REQUIRED WORK: Retype the entries from the line containing "series-line-2012: [60, 120, 722, 343]" through the line containing "series-group: [59, 57, 722, 447]", both lines included.

*** SUPPLIED MATERIAL ***

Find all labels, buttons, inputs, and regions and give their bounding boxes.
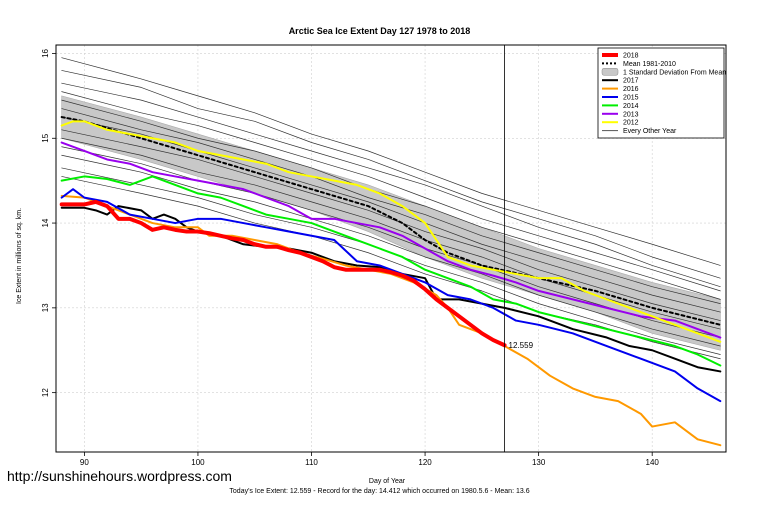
series-line-2012: [60, 120, 722, 343]
legend-label: 1 Standard Deviation From Mean: [623, 69, 726, 76]
series-line-year-5: [61, 108, 721, 304]
x-tick-label: 100: [191, 458, 205, 467]
plot-frame: [55, 44, 727, 453]
y-tick-label: 12: [41, 388, 50, 397]
series-line-year-4: [61, 99, 721, 300]
series-line-every-other-year: [61, 57, 721, 266]
legend-label: Mean 1981-2010: [623, 61, 676, 68]
legend-swatch: [601, 68, 619, 76]
y-tick-label: 13: [41, 303, 50, 312]
watermark: http://sunshinehours.wordpress.com: [7, 468, 232, 484]
chart-title: Arctic Sea Ice Extent Day 127 1978 to 20…: [289, 26, 471, 36]
y-tick-label: 16: [41, 48, 50, 57]
series-line-2013: [60, 141, 722, 339]
y-axis: 12 13 14 15 16: [41, 48, 56, 397]
x-tick-label: 130: [532, 458, 546, 467]
series-line-2014: [60, 175, 722, 367]
series-line-year-10: [61, 154, 721, 347]
todays-value-label: 12.559: [509, 341, 534, 350]
x-tick-label: 120: [418, 458, 432, 467]
legend-label: 2015: [623, 95, 639, 102]
x-axis-label: Day of Year: [369, 478, 406, 485]
footer-caption: Today's Ice Extent: 12.559 - Record for …: [229, 488, 530, 495]
legend-box: [597, 47, 725, 139]
x-axis: 90 100 110 120 130 140: [80, 452, 659, 467]
legend-label: 2016: [623, 86, 639, 93]
series-group: [59, 57, 722, 447]
series-line-year-2: [61, 82, 721, 288]
series-line-2016: [60, 194, 722, 447]
legend-label: 2012: [623, 120, 639, 127]
series-line-2015: [60, 188, 722, 403]
series-line-2018: [59, 199, 507, 348]
x-tick-label: 90: [80, 458, 89, 467]
legend-label: 2017: [623, 78, 639, 85]
y-tick-label: 15: [41, 133, 50, 142]
legend-label: Every Other Year: [623, 128, 677, 135]
legend-label: 2013: [623, 111, 639, 118]
legend-label: 2018: [623, 53, 639, 60]
x-tick-label: 140: [646, 458, 660, 467]
y-tick-label: 14: [41, 218, 50, 227]
series-line-year-1: [61, 70, 721, 279]
y-axis-label: Ice Extent in millions of sq. km.: [16, 208, 23, 304]
series-line-year-3: [61, 91, 721, 292]
legend-label: 2014: [623, 103, 639, 110]
x-tick-label: 110: [305, 458, 318, 467]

***

EXERCISE ANSWER:
series-line-2012: [60, 120, 722, 343]
legend-label: 1 Standard Deviation From Mean: [623, 69, 726, 76]
series-line-year-5: [61, 108, 721, 304]
x-tick-label: 100: [191, 458, 205, 467]
plot-frame: [55, 44, 727, 453]
y-tick-label: 12: [41, 388, 50, 397]
series-line-year-4: [61, 99, 721, 300]
series-line-every-other-year: [61, 57, 721, 266]
legend-label: Mean 1981-2010: [623, 61, 676, 68]
legend-swatch: [601, 68, 619, 76]
y-tick-label: 13: [41, 303, 50, 312]
watermark: http://sunshinehours.wordpress.com: [7, 468, 232, 484]
chart-title: Arctic Sea Ice Extent Day 127 1978 to 20…: [289, 26, 471, 36]
y-tick-label: 16: [41, 48, 50, 57]
series-line-2013: [60, 141, 722, 339]
y-axis: 12 13 14 15 16: [41, 48, 56, 397]
x-tick-label: 130: [532, 458, 546, 467]
series-line-2014: [60, 175, 722, 367]
series-line-year-10: [61, 154, 721, 347]
todays-value-label: 12.559: [509, 341, 534, 350]
x-tick-label: 120: [418, 458, 432, 467]
legend-label: 2015: [623, 95, 639, 102]
x-axis-label: Day of Year: [369, 478, 406, 485]
footer-caption: Today's Ice Extent: 12.559 - Record for …: [229, 488, 530, 495]
legend-box: [597, 47, 725, 139]
x-axis: 90 100 110 120 130 140: [80, 452, 659, 467]
legend-label: 2016: [623, 86, 639, 93]
series-group: [59, 57, 722, 447]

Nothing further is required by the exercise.